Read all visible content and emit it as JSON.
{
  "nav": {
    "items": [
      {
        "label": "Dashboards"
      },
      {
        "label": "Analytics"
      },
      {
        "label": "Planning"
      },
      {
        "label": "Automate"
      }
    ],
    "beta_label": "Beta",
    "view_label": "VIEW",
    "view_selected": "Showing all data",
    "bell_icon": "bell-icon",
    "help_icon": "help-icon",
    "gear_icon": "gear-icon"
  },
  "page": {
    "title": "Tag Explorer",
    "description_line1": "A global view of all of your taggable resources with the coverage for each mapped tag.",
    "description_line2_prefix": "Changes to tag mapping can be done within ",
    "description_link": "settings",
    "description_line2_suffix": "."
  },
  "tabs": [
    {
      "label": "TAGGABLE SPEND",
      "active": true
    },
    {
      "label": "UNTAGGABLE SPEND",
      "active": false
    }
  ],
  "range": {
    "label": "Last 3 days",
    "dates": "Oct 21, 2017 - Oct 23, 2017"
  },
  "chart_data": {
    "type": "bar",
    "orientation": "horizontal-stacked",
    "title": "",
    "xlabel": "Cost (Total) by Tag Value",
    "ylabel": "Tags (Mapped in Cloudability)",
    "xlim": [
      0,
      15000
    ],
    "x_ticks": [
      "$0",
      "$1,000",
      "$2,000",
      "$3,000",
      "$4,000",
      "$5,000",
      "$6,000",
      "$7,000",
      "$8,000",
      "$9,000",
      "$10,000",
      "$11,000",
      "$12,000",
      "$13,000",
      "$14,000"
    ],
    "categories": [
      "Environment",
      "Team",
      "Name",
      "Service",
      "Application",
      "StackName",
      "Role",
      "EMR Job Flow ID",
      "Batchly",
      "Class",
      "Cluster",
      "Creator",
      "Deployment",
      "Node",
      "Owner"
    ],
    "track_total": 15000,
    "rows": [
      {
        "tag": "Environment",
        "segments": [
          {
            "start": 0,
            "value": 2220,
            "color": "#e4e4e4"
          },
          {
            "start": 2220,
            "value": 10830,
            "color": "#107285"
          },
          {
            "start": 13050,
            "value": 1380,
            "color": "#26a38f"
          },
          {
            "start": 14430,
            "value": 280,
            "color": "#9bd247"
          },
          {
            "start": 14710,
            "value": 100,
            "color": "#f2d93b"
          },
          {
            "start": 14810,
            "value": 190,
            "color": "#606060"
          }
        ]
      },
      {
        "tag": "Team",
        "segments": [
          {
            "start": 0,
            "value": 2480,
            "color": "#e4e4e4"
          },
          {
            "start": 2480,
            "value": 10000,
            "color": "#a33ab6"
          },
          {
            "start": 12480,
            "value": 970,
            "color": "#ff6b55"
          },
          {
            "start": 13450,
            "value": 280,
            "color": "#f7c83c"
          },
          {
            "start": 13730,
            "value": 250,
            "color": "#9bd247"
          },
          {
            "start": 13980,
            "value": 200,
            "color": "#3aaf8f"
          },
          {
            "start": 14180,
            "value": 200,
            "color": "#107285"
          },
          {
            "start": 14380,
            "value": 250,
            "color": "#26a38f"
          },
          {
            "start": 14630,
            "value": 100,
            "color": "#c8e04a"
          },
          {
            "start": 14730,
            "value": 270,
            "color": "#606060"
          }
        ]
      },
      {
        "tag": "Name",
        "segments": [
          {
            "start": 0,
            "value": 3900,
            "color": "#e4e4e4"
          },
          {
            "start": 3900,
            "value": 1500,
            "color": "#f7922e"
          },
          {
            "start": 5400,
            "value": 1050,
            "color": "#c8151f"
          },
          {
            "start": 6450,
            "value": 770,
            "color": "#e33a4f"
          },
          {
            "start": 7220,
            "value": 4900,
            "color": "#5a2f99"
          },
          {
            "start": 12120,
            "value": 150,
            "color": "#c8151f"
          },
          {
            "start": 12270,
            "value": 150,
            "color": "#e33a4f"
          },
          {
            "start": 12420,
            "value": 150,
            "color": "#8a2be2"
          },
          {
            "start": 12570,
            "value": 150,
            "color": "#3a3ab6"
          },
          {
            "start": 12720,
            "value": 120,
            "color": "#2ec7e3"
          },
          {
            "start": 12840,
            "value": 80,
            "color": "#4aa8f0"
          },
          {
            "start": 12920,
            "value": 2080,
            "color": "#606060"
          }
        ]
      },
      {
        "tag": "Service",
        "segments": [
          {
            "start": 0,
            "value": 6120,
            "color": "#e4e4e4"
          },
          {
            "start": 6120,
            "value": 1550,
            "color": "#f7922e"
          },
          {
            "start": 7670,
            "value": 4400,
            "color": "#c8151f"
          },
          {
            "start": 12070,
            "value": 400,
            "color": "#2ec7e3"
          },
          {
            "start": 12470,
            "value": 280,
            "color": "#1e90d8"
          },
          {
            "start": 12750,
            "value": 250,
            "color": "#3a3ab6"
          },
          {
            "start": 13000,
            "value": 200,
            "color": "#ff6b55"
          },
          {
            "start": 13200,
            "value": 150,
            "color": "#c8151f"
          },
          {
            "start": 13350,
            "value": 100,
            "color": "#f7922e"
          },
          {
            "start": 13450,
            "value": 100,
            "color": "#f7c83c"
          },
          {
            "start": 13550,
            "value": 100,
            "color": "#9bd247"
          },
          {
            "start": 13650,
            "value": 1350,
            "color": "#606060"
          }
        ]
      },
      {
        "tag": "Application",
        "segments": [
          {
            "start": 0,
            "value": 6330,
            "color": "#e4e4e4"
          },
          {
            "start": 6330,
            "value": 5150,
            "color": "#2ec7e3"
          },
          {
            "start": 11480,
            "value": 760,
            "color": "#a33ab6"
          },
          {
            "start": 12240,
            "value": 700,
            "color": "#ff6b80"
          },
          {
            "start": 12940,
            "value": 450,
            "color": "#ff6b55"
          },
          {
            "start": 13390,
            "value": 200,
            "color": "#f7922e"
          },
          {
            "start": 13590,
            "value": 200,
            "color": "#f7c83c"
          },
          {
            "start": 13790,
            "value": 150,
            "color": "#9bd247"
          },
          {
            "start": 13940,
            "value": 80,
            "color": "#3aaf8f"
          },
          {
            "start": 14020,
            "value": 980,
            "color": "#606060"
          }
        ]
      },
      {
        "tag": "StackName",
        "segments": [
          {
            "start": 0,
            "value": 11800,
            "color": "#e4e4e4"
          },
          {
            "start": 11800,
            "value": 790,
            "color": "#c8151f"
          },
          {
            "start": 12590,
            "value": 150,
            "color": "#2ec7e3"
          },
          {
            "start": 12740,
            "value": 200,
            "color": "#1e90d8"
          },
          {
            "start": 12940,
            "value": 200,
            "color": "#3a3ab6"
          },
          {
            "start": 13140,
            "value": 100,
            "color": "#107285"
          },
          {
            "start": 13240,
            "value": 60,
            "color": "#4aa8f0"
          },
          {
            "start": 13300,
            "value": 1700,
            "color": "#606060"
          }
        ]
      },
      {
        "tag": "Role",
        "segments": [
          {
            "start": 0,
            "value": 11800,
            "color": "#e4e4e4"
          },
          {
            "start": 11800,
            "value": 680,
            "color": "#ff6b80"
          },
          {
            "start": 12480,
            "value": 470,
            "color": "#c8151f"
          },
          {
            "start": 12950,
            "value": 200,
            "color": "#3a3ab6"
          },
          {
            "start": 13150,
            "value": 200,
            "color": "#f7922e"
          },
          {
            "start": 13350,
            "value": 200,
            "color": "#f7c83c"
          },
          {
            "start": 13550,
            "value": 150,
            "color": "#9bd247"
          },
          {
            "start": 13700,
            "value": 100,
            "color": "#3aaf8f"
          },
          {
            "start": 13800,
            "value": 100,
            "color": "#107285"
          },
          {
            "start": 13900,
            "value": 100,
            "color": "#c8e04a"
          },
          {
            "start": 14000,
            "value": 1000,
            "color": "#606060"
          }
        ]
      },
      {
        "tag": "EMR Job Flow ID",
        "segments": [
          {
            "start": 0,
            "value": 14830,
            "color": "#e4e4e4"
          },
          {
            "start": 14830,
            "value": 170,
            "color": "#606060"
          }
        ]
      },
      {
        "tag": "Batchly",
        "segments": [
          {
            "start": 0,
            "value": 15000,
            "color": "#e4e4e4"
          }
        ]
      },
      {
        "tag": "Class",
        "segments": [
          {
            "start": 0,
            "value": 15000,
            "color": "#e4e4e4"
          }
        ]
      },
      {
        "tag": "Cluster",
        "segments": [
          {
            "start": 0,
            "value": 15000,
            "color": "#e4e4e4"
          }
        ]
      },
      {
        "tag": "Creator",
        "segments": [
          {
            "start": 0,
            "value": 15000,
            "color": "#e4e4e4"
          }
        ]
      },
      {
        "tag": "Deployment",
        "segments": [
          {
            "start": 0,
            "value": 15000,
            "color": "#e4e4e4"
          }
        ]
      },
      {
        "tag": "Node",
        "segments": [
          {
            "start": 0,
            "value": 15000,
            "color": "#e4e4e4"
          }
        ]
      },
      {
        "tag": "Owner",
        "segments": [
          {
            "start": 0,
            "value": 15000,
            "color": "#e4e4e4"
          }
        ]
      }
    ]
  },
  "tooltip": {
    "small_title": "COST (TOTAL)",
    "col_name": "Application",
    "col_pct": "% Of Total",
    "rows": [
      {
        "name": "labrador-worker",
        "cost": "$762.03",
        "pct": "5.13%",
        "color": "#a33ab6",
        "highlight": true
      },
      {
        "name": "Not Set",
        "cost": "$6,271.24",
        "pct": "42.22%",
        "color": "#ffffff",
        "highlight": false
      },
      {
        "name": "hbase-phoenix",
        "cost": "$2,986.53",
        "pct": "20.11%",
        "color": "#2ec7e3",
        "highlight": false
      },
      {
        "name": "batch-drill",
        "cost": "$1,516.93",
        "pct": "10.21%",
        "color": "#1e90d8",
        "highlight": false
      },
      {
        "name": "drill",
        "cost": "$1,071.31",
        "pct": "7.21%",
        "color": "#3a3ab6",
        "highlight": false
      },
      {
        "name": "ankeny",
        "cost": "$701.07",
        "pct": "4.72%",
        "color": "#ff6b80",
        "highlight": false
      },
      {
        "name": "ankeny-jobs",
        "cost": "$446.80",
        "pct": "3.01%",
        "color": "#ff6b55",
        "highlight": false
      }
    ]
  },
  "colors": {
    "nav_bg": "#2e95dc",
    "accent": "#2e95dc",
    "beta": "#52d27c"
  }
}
+ + + + + + +
### PROBLEM REQUIREMENTS
Using the entries above, return each line in which the word "Application" occurs.

### EXPECTED ANSWER
      "Application",
        "tag": "Application",
    "col_name": "Application",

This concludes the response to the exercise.